Data items
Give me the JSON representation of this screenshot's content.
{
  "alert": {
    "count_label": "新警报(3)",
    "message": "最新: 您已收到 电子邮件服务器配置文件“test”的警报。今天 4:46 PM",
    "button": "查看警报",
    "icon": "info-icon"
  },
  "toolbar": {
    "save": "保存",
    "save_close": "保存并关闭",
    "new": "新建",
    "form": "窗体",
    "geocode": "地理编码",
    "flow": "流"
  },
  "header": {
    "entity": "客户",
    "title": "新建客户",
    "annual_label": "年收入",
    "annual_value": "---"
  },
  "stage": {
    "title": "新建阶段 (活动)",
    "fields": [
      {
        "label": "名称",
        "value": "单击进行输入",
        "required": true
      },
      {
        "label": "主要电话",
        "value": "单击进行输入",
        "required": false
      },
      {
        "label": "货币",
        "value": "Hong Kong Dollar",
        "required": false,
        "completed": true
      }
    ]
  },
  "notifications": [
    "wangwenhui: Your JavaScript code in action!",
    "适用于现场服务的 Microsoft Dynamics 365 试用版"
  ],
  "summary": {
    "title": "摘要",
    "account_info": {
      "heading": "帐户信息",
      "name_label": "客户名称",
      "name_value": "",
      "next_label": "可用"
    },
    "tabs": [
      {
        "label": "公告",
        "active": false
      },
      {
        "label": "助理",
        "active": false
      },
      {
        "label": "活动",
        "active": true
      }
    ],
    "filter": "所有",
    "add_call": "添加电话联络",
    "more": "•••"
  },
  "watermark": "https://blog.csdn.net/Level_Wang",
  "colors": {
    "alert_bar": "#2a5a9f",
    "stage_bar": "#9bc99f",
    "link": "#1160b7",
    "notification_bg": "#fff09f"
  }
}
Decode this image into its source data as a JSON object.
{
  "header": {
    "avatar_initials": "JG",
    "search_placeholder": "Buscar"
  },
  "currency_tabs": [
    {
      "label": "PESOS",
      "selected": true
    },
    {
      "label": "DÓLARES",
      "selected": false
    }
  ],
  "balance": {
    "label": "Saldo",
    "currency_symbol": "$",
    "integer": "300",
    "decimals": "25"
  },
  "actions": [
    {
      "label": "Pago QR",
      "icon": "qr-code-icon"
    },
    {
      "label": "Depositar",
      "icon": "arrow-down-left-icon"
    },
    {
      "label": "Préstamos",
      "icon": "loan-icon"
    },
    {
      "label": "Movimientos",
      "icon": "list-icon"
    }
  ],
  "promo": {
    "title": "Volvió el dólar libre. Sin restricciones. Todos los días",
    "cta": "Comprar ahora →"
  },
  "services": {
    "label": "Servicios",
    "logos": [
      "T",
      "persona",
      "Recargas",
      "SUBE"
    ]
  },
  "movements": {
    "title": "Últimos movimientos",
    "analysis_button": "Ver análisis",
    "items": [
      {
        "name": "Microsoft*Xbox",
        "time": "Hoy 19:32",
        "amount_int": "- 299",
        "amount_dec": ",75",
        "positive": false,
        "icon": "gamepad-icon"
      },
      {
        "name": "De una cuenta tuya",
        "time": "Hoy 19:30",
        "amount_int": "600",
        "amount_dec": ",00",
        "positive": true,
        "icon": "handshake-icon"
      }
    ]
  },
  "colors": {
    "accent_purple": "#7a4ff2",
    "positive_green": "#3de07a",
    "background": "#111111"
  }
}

§ Requirement:
Each line in the data that holds the string "icon" should be found and copied.

§ Solution to this task:
    "icon": "info-icon"
      "icon": "qr-code-icon"
      "icon": "arrow-down-left-icon"
      "icon": "loan-icon"
      "icon": "list-icon"
        "icon": "gamepad-icon"
        "icon": "handshake-icon"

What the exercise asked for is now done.